[Excerpt from a dataset]
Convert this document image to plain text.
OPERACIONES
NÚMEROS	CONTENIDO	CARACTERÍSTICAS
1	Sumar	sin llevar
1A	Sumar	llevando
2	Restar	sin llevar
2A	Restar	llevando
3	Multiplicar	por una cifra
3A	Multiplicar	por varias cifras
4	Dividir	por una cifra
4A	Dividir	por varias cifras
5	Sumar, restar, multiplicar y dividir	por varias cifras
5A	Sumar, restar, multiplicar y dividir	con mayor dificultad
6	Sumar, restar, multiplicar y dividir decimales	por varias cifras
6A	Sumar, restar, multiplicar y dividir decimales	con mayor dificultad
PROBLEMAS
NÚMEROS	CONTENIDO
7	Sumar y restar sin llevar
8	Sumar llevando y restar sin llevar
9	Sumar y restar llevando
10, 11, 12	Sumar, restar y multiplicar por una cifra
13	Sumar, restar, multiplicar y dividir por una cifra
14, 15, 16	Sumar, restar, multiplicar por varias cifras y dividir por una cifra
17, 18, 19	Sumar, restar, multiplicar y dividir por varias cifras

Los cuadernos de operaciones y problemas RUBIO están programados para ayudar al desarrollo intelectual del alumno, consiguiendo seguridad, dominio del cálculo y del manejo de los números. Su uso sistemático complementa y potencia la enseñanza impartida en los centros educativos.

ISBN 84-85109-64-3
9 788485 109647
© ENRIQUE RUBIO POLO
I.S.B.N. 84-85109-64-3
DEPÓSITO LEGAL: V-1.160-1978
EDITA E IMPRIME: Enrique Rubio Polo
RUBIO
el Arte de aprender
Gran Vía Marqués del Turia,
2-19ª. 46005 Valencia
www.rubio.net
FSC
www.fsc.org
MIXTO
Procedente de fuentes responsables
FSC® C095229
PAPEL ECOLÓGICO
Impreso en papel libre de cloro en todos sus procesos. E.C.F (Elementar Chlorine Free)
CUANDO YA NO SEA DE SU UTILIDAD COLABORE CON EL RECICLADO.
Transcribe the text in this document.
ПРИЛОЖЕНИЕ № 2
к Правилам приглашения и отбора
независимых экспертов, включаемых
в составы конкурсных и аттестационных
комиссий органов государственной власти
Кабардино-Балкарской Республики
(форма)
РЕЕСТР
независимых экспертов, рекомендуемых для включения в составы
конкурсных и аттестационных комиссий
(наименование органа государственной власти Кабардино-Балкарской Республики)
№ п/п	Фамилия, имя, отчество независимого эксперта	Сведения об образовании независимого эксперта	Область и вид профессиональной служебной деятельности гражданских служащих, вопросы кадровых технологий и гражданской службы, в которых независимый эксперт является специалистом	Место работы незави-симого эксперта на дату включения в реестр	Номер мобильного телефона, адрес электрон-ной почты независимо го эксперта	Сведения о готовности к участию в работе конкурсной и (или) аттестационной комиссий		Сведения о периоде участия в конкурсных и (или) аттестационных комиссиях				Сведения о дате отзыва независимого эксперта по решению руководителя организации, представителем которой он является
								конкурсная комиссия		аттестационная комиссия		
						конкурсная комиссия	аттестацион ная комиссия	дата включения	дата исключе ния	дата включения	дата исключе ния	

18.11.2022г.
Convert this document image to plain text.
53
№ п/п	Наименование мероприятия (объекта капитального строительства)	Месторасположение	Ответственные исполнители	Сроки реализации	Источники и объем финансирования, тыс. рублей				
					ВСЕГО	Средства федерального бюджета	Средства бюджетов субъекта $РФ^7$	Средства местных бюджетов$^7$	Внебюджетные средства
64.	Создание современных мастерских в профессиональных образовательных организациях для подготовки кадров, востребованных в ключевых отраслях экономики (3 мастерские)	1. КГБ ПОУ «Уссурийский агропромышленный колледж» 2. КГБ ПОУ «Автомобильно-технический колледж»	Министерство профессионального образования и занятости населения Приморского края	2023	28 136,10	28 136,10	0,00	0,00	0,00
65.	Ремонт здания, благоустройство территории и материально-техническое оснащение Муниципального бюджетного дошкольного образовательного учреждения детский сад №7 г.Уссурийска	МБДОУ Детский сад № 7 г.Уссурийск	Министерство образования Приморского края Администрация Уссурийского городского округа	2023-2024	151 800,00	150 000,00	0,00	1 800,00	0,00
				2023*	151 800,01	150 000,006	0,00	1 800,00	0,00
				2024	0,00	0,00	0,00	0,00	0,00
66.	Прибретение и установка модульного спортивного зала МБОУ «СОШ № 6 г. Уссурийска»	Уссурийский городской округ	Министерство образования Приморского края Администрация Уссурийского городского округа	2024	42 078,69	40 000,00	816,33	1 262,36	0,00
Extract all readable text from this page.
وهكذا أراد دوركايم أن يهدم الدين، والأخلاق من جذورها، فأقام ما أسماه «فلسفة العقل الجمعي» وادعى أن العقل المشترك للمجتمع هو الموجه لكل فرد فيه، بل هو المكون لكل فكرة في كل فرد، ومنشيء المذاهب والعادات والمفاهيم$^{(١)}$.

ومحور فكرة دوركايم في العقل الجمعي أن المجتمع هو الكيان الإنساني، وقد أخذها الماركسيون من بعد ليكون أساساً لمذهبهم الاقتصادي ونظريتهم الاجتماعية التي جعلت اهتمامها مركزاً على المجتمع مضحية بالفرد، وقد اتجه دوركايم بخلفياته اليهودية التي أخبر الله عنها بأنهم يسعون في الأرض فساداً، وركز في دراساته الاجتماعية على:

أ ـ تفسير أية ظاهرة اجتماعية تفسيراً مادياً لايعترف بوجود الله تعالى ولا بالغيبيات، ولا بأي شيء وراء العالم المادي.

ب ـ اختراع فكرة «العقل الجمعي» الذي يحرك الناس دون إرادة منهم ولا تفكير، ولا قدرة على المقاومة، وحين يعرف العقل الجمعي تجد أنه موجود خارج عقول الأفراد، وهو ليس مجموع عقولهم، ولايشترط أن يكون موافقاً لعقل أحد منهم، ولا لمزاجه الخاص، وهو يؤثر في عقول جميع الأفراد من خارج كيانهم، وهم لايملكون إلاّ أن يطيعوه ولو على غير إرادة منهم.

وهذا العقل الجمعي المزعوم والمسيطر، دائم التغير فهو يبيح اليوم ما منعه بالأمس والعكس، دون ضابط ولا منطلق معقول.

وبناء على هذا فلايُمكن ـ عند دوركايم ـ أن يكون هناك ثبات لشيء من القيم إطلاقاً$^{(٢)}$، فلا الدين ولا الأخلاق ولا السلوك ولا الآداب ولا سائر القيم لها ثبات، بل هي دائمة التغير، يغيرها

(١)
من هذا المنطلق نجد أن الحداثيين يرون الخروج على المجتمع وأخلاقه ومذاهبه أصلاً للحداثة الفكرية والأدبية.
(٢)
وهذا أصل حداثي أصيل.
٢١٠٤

- _STATED EXERCISE_:
Using the entries above, return each line that includes the word "Республики".

- _WRITTEN SOLUTION_:
Кабардино-Балкарской Республики
(наименование органа государственной власти Кабардино-Балкарской Республики)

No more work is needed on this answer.